## WHAT TO DO
Make an exact copy of the records, with the pictures left out.

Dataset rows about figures
------------------------------

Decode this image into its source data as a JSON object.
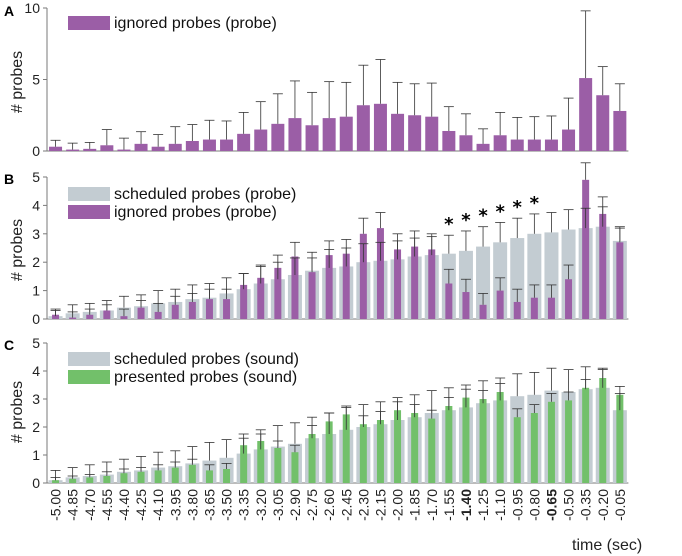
{
  "colors": {
    "ignored": "#9b5ea6",
    "scheduled": "#c3ccd2",
    "presented": "#72c06a",
    "axis": "#7a7a7a",
    "error": "#333333"
  },
  "x_axis_label": "time (sec)",
  "chart_data": [
    {
      "type": "bar",
      "panel": "A",
      "ylabel": "# probes",
      "ylim": [
        0,
        10
      ],
      "yticks": [
        0,
        5,
        10
      ],
      "legend": [
        "ignored probes (probe)"
      ],
      "series": [
        {
          "name": "ignored probes (probe)",
          "values": [
            0.3,
            0.1,
            0.15,
            0.4,
            0.1,
            0.5,
            0.3,
            0.5,
            0.7,
            0.8,
            0.8,
            1.2,
            1.5,
            1.9,
            2.3,
            1.8,
            2.3,
            2.4,
            3.2,
            3.3,
            2.6,
            2.5,
            2.4,
            1.4,
            1.1,
            0.5,
            1.1,
            0.8,
            0.8,
            0.8,
            1.5,
            5.1,
            3.9,
            2.8
          ],
          "errors": [
            0.45,
            0.45,
            0.45,
            1.1,
            0.8,
            0.85,
            0.85,
            1.2,
            1.15,
            1.35,
            1.3,
            1.5,
            1.95,
            2.1,
            2.6,
            2.3,
            2.55,
            2.4,
            2.8,
            3.1,
            2.2,
            2.2,
            2.35,
            1.7,
            1.5,
            1.05,
            1.6,
            1.55,
            1.6,
            1.65,
            2.2,
            4.7,
            2.0,
            1.9
          ]
        }
      ]
    },
    {
      "type": "bar",
      "panel": "B",
      "ylabel": "# probes",
      "ylim": [
        0,
        5
      ],
      "yticks": [
        0,
        1,
        2,
        3,
        4,
        5
      ],
      "legend": [
        "scheduled probes (probe)",
        "ignored probes (probe)"
      ],
      "annotations": [
        "*",
        "*",
        "*",
        "*",
        "*",
        "*"
      ],
      "annotation_indices": [
        23,
        24,
        25,
        26,
        27,
        28
      ],
      "series": [
        {
          "name": "scheduled probes (probe)",
          "values": [
            0.1,
            0.2,
            0.25,
            0.3,
            0.4,
            0.45,
            0.55,
            0.6,
            0.7,
            0.75,
            0.9,
            1.05,
            1.25,
            1.4,
            1.55,
            1.7,
            1.8,
            1.85,
            2.0,
            2.05,
            2.1,
            2.2,
            2.25,
            2.3,
            2.4,
            2.55,
            2.7,
            2.85,
            3.0,
            3.05,
            3.15,
            3.2,
            3.25,
            2.75
          ],
          "errors": [
            0.25,
            0.3,
            0.3,
            0.35,
            0.4,
            0.4,
            0.45,
            0.45,
            0.5,
            0.5,
            0.55,
            0.55,
            0.6,
            0.6,
            0.6,
            0.65,
            0.65,
            0.65,
            0.65,
            0.65,
            0.65,
            0.65,
            0.65,
            0.65,
            0.7,
            0.7,
            0.7,
            0.7,
            0.7,
            0.7,
            0.7,
            0.7,
            0.7,
            0.5
          ]
        },
        {
          "name": "ignored probes (probe)",
          "values": [
            0.15,
            0.05,
            0.15,
            0.3,
            0.1,
            0.4,
            0.25,
            0.5,
            0.6,
            0.7,
            0.7,
            1.2,
            1.45,
            1.8,
            2.2,
            1.65,
            2.25,
            2.3,
            3.0,
            3.2,
            2.45,
            2.55,
            2.45,
            1.25,
            0.95,
            0.5,
            1.0,
            0.6,
            0.75,
            0.75,
            1.4,
            4.9,
            3.7,
            2.7
          ],
          "errors": [
            0.15,
            0.2,
            0.2,
            0.2,
            0.25,
            0.25,
            0.3,
            0.3,
            0.3,
            0.35,
            0.35,
            0.4,
            0.45,
            0.45,
            0.5,
            0.5,
            0.5,
            0.5,
            0.55,
            0.55,
            0.55,
            0.55,
            0.55,
            0.5,
            0.45,
            0.4,
            0.45,
            0.45,
            0.45,
            0.45,
            0.5,
            0.6,
            0.6,
            0.5
          ]
        }
      ]
    },
    {
      "type": "bar",
      "panel": "C",
      "ylabel": "# probes",
      "ylim": [
        0,
        5
      ],
      "yticks": [
        0,
        1,
        2,
        3,
        4,
        5
      ],
      "legend": [
        "scheduled probes (sound)",
        "presented probes (sound)"
      ],
      "categories": [
        "-5.00",
        "-4.85",
        "-4.70",
        "-4.55",
        "-4.40",
        "-4.25",
        "-4.10",
        "-3.95",
        "-3.80",
        "-3.65",
        "-3.50",
        "-3.35",
        "-3.20",
        "-3.05",
        "-2.90",
        "-2.75",
        "-2.60",
        "-2.45",
        "-2.30",
        "-2.15",
        "-2.00",
        "-1.85",
        "-1.70",
        "-1.55",
        "-1.40",
        "-1.25",
        "-1.10",
        "-0.95",
        "-0.80",
        "-0.65",
        "-0.50",
        "-0.35",
        "-0.20",
        "-0.05"
      ],
      "bold_categories": [
        "-1.40",
        "-0.65"
      ],
      "series": [
        {
          "name": "scheduled probes (sound)",
          "values": [
            0.1,
            0.2,
            0.25,
            0.3,
            0.4,
            0.45,
            0.55,
            0.6,
            0.7,
            0.8,
            0.9,
            1.05,
            1.2,
            1.3,
            1.4,
            1.6,
            1.75,
            1.9,
            2.0,
            2.1,
            2.25,
            2.35,
            2.5,
            2.6,
            2.7,
            2.85,
            2.95,
            3.1,
            3.15,
            3.3,
            3.25,
            3.35,
            3.4,
            2.6
          ],
          "errors": [
            0.35,
            0.35,
            0.4,
            0.45,
            0.45,
            0.5,
            0.55,
            0.55,
            0.6,
            0.65,
            0.65,
            0.7,
            0.7,
            0.75,
            0.75,
            0.75,
            0.75,
            0.8,
            0.8,
            0.8,
            0.8,
            0.8,
            0.8,
            0.8,
            0.8,
            0.8,
            0.8,
            0.8,
            0.8,
            0.8,
            0.8,
            0.8,
            0.7,
            0.6
          ]
        },
        {
          "name": "presented probes (sound)",
          "values": [
            0.1,
            0.15,
            0.2,
            0.25,
            0.35,
            0.4,
            0.45,
            0.55,
            0.65,
            0.45,
            0.5,
            1.35,
            1.5,
            1.25,
            1.1,
            1.75,
            2.2,
            2.45,
            2.1,
            2.25,
            2.6,
            2.5,
            2.3,
            2.75,
            3.05,
            3.0,
            3.25,
            2.35,
            2.5,
            2.9,
            2.95,
            3.4,
            3.75,
            3.15
          ],
          "errors": [
            0.1,
            0.1,
            0.1,
            0.15,
            0.15,
            0.15,
            0.2,
            0.2,
            0.2,
            0.2,
            0.2,
            0.25,
            0.25,
            0.25,
            0.25,
            0.3,
            0.3,
            0.3,
            0.3,
            0.3,
            0.3,
            0.3,
            0.3,
            0.3,
            0.3,
            0.3,
            0.3,
            0.3,
            0.3,
            0.3,
            0.3,
            0.3,
            0.3,
            0.3
          ]
        }
      ]
    }
  ]
}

------------------------------

## REPLY
Decode this image into its source data as a JSON object.
{
  "colors": {
    "ignored": "#9b5ea6",
    "scheduled": "#c3ccd2",
    "presented": "#72c06a",
    "axis": "#7a7a7a",
    "error": "#333333"
  },
  "x_axis_label": "time (sec)",
  "chart_data": [
    {
      "type": "bar",
      "panel": "A",
      "ylabel": "# probes",
      "ylim": [
        0,
        10
      ],
      "yticks": [
        0,
        5,
        10
      ],
      "legend": [
        "ignored probes (probe)"
      ],
      "series": [
        {
          "name": "ignored probes (probe)",
          "values": [
            0.3,
            0.1,
            0.15,
            0.4,
            0.1,
            0.5,
            0.3,
            0.5,
            0.7,
            0.8,
            0.8,
            1.2,
            1.5,
            1.9,
            2.3,
            1.8,
            2.3,
            2.4,
            3.2,
            3.3,
            2.6,
            2.5,
            2.4,
            1.4,
            1.1,
            0.5,
            1.1,
            0.8,
            0.8,
            0.8,
            1.5,
            5.1,
            3.9,
            2.8
          ],
          "errors": [
            0.45,
            0.45,
            0.45,
            1.1,
            0.8,
            0.85,
            0.85,
            1.2,
            1.15,
            1.35,
            1.3,
            1.5,
            1.95,
            2.1,
            2.6,
            2.3,
            2.55,
            2.4,
            2.8,
            3.1,
            2.2,
            2.2,
            2.35,
            1.7,
            1.5,
            1.05,
            1.6,
            1.55,
            1.6,
            1.65,
            2.2,
            4.7,
            2.0,
            1.9
          ]
        }
      ]
    },
    {
      "type": "bar",
      "panel": "B",
      "ylabel": "# probes",
      "ylim": [
        0,
        5
      ],
      "yticks": [
        0,
        1,
        2,
        3,
        4,
        5
      ],
      "legend": [
        "scheduled probes (probe)",
        "ignored probes (probe)"
      ],
      "annotations": [
        "*",
        "*",
        "*",
        "*",
        "*",
        "*"
      ],
      "annotation_indices": [
        23,
        24,
        25,
        26,
        27,
        28
      ],
      "series": [
        {
          "name": "scheduled probes (probe)",
          "values": [
            0.1,
            0.2,
            0.25,
            0.3,
            0.4,
            0.45,
            0.55,
            0.6,
            0.7,
            0.75,
            0.9,
            1.05,
            1.25,
            1.4,
            1.55,
            1.7,
            1.8,
            1.85,
            2.0,
            2.05,
            2.1,
            2.2,
            2.25,
            2.3,
            2.4,
            2.55,
            2.7,
            2.85,
            3.0,
            3.05,
            3.15,
            3.2,
            3.25,
            2.75
          ],
          "errors": [
            0.25,
            0.3,
            0.3,
            0.35,
            0.4,
            0.4,
            0.45,
            0.45,
            0.5,
            0.5,
            0.55,
            0.55,
            0.6,
            0.6,
            0.6,
            0.65,
            0.65,
            0.65,
            0.65,
            0.65,
            0.65,
            0.65,
            0.65,
            0.65,
            0.7,
            0.7,
            0.7,
            0.7,
            0.7,
            0.7,
            0.7,
            0.7,
            0.7,
            0.5
          ]
        },
        {
          "name": "ignored probes (probe)",
          "values": [
            0.15,
            0.05,
            0.15,
            0.3,
            0.1,
            0.4,
            0.25,
            0.5,
            0.6,
            0.7,
            0.7,
            1.2,
            1.45,
            1.8,
            2.2,
            1.65,
            2.25,
            2.3,
            3.0,
            3.2,
            2.45,
            2.55,
            2.45,
            1.25,
            0.95,
            0.5,
            1.0,
            0.6,
            0.75,
            0.75,
            1.4,
            4.9,
            3.7,
            2.7
          ],
          "errors": [
            0.15,
            0.2,
            0.2,
            0.2,
            0.25,
            0.25,
            0.3,
            0.3,
            0.3,
            0.35,
            0.35,
            0.4,
            0.45,
            0.45,
            0.5,
            0.5,
            0.5,
            0.5,
            0.55,
            0.55,
            0.55,
            0.55,
            0.55,
            0.5,
            0.45,
            0.4,
            0.45,
            0.45,
            0.45,
            0.45,
            0.5,
            0.6,
            0.6,
            0.5
          ]
        }
      ]
    },
    {
      "type": "bar",
      "panel": "C",
      "ylabel": "# probes",
      "ylim": [
        0,
        5
      ],
      "yticks": [
        0,
        1,
        2,
        3,
        4,
        5
      ],
      "legend": [
        "scheduled probes (sound)",
        "presented probes (sound)"
      ],
      "categories": [
        "-5.00",
        "-4.85",
        "-4.70",
        "-4.55",
        "-4.40",
        "-4.25",
        "-4.10",
        "-3.95",
        "-3.80",
        "-3.65",
        "-3.50",
        "-3.35",
        "-3.20",
        "-3.05",
        "-2.90",
        "-2.75",
        "-2.60",
        "-2.45",
        "-2.30",
        "-2.15",
        "-2.00",
        "-1.85",
        "-1.70",
        "-1.55",
        "-1.40",
        "-1.25",
        "-1.10",
        "-0.95",
        "-0.80",
        "-0.65",
        "-0.50",
        "-0.35",
        "-0.20",
        "-0.05"
      ],
      "bold_categories": [
        "-1.40",
        "-0.65"
      ],
      "series": [
        {
          "name": "scheduled probes (sound)",
          "values": [
            0.1,
            0.2,
            0.25,
            0.3,
            0.4,
            0.45,
            0.55,
            0.6,
            0.7,
            0.8,
            0.9,
            1.05,
            1.2,
            1.3,
            1.4,
            1.6,
            1.75,
            1.9,
            2.0,
            2.1,
            2.25,
            2.35,
            2.5,
            2.6,
            2.7,
            2.85,
            2.95,
            3.1,
            3.15,
            3.3,
            3.25,
            3.35,
            3.4,
            2.6
          ],
          "errors": [
            0.35,
            0.35,
            0.4,
            0.45,
            0.45,
            0.5,
            0.55,
            0.55,
            0.6,
            0.65,
            0.65,
            0.7,
            0.7,
            0.75,
            0.75,
            0.75,
            0.75,
            0.8,
            0.8,
            0.8,
            0.8,
            0.8,
            0.8,
            0.8,
            0.8,
            0.8,
            0.8,
            0.8,
            0.8,
            0.8,
            0.8,
            0.8,
            0.7,
            0.6
          ]
        },
        {
          "name": "presented probes (sound)",
          "values": [
            0.1,
            0.15,
            0.2,
            0.25,
            0.35,
            0.4,
            0.45,
            0.55,
            0.65,
            0.45,
            0.5,
            1.35,
            1.5,
            1.25,
            1.1,
            1.75,
            2.2,
            2.45,
            2.1,
            2.25,
            2.6,
            2.5,
            2.3,
            2.75,
            3.05,
            3.0,
            3.25,
            2.35,
            2.5,
            2.9,
            2.95,
            3.4,
            3.75,
            3.15
          ],
          "errors": [
            0.1,
            0.1,
            0.1,
            0.15,
            0.15,
            0.15,
            0.2,
            0.2,
            0.2,
            0.2,
            0.2,
            0.25,
            0.25,
            0.25,
            0.25,
            0.3,
            0.3,
            0.3,
            0.3,
            0.3,
            0.3,
            0.3,
            0.3,
            0.3,
            0.3,
            0.3,
            0.3,
            0.3,
            0.3,
            0.3,
            0.3,
            0.3,
            0.3,
            0.3
          ]
        }
      ]
    }
  ]
}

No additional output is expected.